Morrow Aircraft Corporation
- Industry: Aerospace
- Founded: 1940; 85 years ago
- Founder: Howard B. Morrow
- Headquarters: San Bernardino, California, United States
- Key people: Frank Morrow; Victor G. Paradise; Edgar Schmued;

= Morrow Aircraft Corporation =

Morrow Aircraft Corporation was American aircraft and aerospace manufacturing company in San Bernardino, California. It developed a process to build airplanes out of plastic impregnated wood.

==History==
Plans for a $65,000 plant at the yet-completed Municipal Airport, San Bernardino were announced in October 1940. By the dedication of the airport in December, construction had started on the facility. The 28,000 sqft plant was somewhat unique in that it was completely air conditioned. After originally facing a shortage of engineers, the company tripled its staff and moved to the new location in May 1941. The company received a certificate authorizing expansion a few weeks later.

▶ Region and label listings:
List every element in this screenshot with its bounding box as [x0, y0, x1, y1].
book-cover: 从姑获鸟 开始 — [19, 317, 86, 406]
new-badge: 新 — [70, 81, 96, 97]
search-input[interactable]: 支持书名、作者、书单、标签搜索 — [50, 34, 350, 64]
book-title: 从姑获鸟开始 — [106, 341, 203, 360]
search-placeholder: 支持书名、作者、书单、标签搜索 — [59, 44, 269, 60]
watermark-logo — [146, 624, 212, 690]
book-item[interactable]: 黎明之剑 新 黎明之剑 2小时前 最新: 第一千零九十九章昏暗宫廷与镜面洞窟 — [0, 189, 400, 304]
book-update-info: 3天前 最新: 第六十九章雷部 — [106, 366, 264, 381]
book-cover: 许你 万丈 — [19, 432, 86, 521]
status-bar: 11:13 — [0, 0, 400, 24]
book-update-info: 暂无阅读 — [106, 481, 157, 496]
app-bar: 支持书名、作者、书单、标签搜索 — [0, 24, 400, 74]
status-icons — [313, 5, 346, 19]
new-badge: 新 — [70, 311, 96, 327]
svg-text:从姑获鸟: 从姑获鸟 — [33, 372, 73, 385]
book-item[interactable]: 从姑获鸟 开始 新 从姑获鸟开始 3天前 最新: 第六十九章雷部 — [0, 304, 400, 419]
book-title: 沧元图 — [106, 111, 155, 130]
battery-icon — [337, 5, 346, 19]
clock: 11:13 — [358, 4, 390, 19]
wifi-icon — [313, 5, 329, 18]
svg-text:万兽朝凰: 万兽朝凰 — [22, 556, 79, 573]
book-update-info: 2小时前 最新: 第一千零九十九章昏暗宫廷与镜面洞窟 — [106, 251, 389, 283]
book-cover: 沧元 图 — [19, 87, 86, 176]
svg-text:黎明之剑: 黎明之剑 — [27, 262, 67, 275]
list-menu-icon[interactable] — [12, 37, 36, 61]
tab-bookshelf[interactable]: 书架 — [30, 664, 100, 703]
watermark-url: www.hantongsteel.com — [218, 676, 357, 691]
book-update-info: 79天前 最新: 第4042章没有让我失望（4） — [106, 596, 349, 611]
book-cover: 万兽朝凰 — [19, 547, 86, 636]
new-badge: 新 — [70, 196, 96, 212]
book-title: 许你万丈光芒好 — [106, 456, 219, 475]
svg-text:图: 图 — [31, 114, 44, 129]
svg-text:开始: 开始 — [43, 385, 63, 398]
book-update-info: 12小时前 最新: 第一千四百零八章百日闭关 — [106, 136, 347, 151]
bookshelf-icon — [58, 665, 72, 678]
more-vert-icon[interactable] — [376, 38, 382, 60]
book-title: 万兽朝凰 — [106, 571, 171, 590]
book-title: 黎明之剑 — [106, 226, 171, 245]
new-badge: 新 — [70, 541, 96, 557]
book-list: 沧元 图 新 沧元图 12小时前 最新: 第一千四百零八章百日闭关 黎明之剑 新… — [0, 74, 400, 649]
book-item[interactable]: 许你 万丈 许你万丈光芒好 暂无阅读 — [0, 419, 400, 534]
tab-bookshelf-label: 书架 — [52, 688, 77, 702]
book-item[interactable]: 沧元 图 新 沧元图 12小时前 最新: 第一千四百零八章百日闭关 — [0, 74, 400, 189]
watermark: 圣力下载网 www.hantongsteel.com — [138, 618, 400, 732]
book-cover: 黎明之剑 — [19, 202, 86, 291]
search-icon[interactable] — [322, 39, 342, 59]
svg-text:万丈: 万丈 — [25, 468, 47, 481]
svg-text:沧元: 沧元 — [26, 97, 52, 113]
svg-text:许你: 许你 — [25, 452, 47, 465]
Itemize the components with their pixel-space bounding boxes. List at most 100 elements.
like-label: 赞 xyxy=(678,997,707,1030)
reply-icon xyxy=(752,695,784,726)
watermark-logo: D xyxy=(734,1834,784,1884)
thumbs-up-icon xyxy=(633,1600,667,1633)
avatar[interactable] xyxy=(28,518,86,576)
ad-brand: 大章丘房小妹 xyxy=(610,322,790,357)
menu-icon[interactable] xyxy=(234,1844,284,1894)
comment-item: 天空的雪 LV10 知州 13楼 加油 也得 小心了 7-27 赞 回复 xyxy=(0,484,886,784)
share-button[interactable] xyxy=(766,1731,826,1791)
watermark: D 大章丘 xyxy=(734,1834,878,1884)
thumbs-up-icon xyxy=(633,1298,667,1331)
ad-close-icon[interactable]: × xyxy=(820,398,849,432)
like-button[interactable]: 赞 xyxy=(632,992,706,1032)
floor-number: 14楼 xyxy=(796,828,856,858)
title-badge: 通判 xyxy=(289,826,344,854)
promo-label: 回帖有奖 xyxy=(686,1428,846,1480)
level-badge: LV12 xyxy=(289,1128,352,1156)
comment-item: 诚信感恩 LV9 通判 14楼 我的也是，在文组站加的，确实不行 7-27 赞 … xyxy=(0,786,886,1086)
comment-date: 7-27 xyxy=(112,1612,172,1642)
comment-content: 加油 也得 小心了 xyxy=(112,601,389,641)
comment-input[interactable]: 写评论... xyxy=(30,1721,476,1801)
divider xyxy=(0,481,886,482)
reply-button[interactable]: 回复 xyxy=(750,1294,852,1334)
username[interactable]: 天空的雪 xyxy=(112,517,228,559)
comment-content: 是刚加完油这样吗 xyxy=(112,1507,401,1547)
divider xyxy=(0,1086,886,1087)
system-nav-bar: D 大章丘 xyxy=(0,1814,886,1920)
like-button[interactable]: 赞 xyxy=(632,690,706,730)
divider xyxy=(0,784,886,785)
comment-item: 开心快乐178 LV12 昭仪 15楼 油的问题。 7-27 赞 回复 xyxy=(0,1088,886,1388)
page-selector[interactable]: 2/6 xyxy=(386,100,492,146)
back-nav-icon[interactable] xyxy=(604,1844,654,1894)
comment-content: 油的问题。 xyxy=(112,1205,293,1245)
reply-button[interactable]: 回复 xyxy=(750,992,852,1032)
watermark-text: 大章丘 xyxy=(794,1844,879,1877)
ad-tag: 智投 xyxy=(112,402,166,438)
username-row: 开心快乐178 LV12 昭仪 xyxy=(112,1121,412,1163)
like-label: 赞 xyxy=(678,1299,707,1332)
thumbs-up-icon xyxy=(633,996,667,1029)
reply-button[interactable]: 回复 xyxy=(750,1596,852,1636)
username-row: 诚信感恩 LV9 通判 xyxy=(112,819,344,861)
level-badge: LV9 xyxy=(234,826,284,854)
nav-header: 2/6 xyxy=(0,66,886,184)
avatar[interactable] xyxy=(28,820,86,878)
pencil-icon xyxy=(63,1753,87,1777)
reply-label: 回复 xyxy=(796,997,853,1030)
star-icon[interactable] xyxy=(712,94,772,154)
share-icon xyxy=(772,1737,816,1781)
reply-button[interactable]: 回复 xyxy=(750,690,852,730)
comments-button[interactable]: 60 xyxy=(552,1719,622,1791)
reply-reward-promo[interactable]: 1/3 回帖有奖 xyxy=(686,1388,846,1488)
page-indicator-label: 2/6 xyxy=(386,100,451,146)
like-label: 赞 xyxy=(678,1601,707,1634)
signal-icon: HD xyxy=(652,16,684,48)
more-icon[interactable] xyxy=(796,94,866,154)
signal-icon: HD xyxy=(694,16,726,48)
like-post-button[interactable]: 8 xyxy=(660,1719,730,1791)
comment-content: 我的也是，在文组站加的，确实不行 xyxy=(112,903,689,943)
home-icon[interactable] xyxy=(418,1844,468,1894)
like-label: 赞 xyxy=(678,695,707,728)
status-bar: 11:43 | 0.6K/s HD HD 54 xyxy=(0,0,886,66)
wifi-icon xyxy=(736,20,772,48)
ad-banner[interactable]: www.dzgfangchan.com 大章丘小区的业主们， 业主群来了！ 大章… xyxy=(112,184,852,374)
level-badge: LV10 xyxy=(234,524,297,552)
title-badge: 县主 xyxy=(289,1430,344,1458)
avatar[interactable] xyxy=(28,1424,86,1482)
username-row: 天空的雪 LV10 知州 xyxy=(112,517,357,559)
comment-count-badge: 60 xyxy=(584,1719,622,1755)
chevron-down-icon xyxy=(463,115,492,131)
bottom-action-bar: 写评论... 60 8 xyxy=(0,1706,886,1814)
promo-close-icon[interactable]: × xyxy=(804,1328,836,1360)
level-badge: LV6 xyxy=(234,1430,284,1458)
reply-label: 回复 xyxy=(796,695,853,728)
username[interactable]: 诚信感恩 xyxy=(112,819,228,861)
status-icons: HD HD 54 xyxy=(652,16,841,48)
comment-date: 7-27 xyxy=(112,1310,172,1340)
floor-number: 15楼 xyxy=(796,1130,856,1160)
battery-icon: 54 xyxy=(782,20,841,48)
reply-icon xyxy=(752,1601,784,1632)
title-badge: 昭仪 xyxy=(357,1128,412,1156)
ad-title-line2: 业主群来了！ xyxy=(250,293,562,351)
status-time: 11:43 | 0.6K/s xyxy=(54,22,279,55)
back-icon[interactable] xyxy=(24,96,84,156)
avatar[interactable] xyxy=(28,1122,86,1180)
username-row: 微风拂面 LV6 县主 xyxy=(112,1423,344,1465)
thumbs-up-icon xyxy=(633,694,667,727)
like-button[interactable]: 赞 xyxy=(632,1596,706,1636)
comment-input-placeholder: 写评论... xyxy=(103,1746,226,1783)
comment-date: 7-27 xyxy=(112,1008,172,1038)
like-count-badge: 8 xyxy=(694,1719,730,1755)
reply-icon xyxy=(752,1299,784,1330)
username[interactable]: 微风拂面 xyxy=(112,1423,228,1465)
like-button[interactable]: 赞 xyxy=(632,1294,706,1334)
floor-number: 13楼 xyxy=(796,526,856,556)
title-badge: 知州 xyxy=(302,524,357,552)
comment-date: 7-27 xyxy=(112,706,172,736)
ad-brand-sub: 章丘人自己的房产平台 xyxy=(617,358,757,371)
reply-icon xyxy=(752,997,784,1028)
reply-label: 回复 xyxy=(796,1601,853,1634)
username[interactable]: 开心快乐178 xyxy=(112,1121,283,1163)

▶ What is asked:
(1) Update the stretch of the Morrow Aircraft article from "Morrow Aircraft Corporation was" through "plastic impregnated wood.", changing "plastic impregnated wood" to "molded plywood".
(2) According to the Morrow Aircraft article, in what month and year did the company move to its new location?

▶ Solutions for each task:
(1)
Morrow Aircraft Corporation was American aircraft and aerospace manufacturing company in San Bernardino, California. It developed a process to build airplanes out of molded plywood.

(2) May 1941